• **THE EXERCISE**: Find each line holding "circle" and copy it out.

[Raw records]
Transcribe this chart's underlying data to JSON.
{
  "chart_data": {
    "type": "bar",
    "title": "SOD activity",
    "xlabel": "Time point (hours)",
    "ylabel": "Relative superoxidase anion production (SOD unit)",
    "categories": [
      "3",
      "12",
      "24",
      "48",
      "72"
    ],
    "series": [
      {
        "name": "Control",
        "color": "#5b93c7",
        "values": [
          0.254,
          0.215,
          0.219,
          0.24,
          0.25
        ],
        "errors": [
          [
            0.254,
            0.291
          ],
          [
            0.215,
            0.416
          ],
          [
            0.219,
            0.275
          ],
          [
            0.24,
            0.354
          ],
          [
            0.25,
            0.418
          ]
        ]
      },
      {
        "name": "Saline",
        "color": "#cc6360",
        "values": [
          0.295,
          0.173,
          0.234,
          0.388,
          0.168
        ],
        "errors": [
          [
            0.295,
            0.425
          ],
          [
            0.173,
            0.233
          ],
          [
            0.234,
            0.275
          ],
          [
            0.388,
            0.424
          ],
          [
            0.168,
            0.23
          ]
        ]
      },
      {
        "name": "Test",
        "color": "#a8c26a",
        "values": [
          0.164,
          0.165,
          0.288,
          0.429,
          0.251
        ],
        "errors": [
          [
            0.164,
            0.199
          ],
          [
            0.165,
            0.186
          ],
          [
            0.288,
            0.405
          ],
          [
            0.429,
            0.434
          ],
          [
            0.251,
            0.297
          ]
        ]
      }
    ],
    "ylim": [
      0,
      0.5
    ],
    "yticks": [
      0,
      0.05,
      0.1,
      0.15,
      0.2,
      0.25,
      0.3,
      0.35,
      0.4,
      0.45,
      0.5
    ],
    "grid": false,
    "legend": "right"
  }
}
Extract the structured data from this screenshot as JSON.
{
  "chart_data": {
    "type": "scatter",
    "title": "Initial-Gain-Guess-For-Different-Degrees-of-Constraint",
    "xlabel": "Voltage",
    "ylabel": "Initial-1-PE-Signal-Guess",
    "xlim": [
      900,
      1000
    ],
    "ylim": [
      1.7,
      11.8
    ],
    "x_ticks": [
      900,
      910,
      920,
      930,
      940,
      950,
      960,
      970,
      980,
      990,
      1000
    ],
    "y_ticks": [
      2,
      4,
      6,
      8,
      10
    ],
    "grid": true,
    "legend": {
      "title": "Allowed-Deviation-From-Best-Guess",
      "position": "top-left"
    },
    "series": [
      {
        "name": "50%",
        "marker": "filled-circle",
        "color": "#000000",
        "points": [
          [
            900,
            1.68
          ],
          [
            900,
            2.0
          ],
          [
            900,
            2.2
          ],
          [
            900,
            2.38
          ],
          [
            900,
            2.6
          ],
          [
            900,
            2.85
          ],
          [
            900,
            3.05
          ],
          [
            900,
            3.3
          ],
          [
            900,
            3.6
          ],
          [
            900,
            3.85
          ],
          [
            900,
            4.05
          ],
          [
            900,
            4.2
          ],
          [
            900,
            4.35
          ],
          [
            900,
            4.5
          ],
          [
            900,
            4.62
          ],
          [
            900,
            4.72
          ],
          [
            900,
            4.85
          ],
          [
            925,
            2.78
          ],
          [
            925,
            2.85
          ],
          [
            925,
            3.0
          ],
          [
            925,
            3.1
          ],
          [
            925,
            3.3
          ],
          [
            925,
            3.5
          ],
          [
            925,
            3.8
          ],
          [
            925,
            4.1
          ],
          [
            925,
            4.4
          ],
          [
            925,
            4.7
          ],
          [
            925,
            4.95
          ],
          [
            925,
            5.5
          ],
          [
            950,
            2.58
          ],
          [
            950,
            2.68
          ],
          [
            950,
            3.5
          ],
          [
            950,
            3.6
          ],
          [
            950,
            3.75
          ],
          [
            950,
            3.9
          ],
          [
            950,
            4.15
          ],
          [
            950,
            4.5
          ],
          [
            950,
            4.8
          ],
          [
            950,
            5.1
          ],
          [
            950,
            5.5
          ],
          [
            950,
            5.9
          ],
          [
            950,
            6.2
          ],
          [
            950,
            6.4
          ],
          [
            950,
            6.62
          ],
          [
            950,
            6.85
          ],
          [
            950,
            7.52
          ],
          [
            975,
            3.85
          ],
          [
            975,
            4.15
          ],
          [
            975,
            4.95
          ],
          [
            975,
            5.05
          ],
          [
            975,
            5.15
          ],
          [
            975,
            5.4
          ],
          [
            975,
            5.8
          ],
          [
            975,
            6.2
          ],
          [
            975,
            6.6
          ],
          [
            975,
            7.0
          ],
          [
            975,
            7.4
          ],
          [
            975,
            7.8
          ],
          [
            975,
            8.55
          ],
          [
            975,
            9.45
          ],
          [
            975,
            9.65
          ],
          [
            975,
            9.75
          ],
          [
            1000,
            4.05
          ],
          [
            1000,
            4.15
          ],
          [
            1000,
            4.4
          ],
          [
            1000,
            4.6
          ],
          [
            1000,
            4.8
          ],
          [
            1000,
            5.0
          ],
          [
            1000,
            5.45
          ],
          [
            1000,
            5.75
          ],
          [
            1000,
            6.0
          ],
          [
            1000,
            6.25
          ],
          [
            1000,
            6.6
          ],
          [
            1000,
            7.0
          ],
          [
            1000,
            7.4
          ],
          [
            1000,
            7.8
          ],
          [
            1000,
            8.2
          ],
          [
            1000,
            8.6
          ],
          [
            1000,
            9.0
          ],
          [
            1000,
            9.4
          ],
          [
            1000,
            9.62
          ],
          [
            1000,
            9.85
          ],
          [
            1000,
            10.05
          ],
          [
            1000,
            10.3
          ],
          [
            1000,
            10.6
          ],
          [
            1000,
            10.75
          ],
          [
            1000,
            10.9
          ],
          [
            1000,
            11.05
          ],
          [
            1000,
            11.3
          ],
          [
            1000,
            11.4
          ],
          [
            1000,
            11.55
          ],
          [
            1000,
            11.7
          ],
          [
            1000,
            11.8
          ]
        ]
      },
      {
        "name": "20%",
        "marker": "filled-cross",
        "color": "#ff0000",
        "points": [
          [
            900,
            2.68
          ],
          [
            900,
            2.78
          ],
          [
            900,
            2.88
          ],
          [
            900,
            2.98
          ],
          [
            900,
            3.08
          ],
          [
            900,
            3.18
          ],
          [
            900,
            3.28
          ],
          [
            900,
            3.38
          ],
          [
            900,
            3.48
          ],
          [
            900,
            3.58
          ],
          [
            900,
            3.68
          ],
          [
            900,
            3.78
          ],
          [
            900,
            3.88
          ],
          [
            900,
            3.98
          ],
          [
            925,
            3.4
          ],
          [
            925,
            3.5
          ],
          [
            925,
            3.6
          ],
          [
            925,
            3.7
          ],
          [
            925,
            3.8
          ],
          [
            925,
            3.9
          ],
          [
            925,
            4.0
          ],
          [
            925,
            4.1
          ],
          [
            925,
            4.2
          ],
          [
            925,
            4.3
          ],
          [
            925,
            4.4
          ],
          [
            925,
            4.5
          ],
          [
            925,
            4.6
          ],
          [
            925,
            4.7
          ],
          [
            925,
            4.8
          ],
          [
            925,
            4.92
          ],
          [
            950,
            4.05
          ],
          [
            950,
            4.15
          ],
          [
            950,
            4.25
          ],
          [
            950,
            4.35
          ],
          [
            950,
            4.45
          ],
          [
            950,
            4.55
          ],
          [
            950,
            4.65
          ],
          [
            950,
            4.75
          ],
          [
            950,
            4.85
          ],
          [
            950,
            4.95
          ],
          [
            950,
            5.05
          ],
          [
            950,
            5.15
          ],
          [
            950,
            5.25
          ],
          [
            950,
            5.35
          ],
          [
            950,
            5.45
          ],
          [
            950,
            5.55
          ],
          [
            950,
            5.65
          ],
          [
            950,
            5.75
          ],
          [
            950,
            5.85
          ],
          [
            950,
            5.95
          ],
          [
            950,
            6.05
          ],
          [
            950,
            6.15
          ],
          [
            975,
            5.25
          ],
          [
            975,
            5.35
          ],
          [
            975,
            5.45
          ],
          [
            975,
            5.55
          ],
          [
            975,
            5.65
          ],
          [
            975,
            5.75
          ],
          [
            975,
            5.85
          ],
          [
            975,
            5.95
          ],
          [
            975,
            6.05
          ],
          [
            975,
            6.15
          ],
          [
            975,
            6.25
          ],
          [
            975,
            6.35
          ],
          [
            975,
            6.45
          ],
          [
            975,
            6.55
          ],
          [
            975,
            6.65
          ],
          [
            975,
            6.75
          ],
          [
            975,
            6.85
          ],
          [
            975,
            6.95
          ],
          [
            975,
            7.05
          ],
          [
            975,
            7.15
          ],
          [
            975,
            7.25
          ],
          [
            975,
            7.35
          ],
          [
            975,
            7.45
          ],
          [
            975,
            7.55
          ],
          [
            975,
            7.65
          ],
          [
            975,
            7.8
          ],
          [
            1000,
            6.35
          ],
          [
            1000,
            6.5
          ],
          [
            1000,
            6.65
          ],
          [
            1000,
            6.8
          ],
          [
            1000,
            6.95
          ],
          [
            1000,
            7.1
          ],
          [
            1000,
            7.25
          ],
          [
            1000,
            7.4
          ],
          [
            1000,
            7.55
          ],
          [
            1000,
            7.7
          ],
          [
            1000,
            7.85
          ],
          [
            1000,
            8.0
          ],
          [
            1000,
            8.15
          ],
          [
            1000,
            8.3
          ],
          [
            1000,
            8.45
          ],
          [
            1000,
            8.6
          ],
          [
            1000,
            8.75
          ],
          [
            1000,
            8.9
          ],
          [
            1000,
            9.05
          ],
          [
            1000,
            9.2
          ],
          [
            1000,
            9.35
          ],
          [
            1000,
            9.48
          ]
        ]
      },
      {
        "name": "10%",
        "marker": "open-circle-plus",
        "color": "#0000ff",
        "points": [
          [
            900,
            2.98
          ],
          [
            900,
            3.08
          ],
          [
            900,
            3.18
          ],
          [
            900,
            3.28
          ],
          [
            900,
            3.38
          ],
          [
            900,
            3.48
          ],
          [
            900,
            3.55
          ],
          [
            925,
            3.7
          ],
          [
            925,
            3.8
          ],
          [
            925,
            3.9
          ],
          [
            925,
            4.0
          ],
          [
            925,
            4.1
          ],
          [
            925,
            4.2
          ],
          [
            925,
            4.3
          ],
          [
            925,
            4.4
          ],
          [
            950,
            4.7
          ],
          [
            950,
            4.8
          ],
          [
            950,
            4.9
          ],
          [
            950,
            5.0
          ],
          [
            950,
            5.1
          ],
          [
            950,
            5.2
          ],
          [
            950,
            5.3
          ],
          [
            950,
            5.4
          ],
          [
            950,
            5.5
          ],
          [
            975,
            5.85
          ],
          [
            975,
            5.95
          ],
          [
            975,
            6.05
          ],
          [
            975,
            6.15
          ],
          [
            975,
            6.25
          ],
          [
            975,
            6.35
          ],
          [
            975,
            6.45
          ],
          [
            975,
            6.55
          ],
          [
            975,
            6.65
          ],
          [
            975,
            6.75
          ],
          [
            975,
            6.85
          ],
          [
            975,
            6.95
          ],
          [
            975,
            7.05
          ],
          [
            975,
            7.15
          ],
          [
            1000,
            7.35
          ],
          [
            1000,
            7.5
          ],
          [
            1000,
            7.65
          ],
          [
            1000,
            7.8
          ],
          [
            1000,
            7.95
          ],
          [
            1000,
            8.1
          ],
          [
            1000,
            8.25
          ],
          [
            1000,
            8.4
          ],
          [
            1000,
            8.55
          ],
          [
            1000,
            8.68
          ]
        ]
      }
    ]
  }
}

• **EXPECTED ANSWER**:
        "marker": "filled-circle",
        "marker": "open-circle-plus",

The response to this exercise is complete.